JOB: Produce an exact transcription of the listing below, omitting the pictures.

DATA EXTRACT:
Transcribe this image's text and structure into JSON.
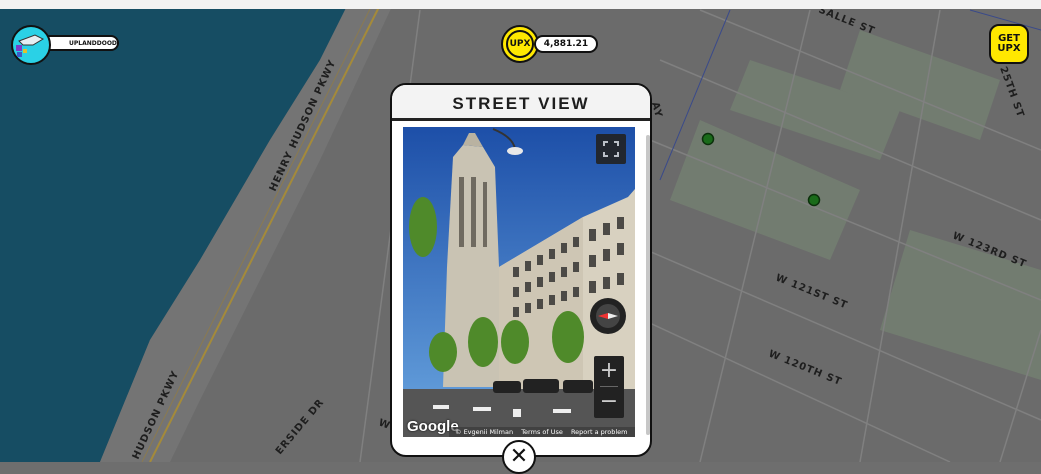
{
  "colors": {
    "water": "#164d63",
    "land": "#6b6b6b",
    "park": "#727c70",
    "marker": "#1a6b1a",
    "upx_yellow": "#ffe800"
  },
  "map": {
    "street_labels": {
      "henry_hudson_north": "HENRY HUDSON PKWY",
      "henry_hudson_south": "HUDSON PKWY",
      "riverside": "ERSIDE DR",
      "w121": "W 121ST ST",
      "w120": "W 120TH ST",
      "w123": "W 123RD ST",
      "la_salle": "SALLE ST",
      "c125": "25TH ST",
      "ay": "AY",
      "w_fragment": "W"
    },
    "markers": [
      {
        "name": "property-marker-1",
        "icon": "green-dot"
      },
      {
        "name": "property-marker-2",
        "icon": "green-dot"
      }
    ]
  },
  "user": {
    "name": "UPLANDDOOD",
    "avatar_icon": "avatar-icon"
  },
  "balance": {
    "coin_label": "UPX",
    "amount": "4,881.21"
  },
  "get_upx": {
    "line1": "GET",
    "line2": "UPX"
  },
  "modal": {
    "title": "STREET VIEW",
    "streetview": {
      "google_logo": "Google",
      "attribution": "© Evgenii Milman",
      "terms": "Terms of Use",
      "report": "Report a problem",
      "zoom_in": "+",
      "zoom_out": "−"
    },
    "close_label": "✕"
  }
}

EXERCISE SOLUTION:
Transcribe this image's text and structure into JSON.
{
  "colors": {
    "water": "#164d63",
    "land": "#6b6b6b",
    "park": "#727c70",
    "marker": "#1a6b1a",
    "upx_yellow": "#ffe800"
  },
  "map": {
    "street_labels": {
      "henry_hudson_north": "HENRY HUDSON PKWY",
      "henry_hudson_south": "HUDSON PKWY",
      "riverside": "ERSIDE DR",
      "w121": "W 121ST ST",
      "w120": "W 120TH ST",
      "w123": "W 123RD ST",
      "la_salle": "SALLE ST",
      "c125": "25TH ST",
      "ay": "AY",
      "w_fragment": "W"
    },
    "markers": [
      {
        "name": "property-marker-1",
        "icon": "green-dot"
      },
      {
        "name": "property-marker-2",
        "icon": "green-dot"
      }
    ]
  },
  "user": {
    "name": "UPLANDDOOD",
    "avatar_icon": "avatar-icon"
  },
  "balance": {
    "coin_label": "UPX",
    "amount": "4,881.21"
  },
  "get_upx": {
    "line1": "GET",
    "line2": "UPX"
  },
  "modal": {
    "title": "STREET VIEW",
    "streetview": {
      "google_logo": "Google",
      "attribution": "© Evgenii Milman",
      "terms": "Terms of Use",
      "report": "Report a problem",
      "zoom_in": "+",
      "zoom_out": "−"
    },
    "close_label": "✕"
  }
}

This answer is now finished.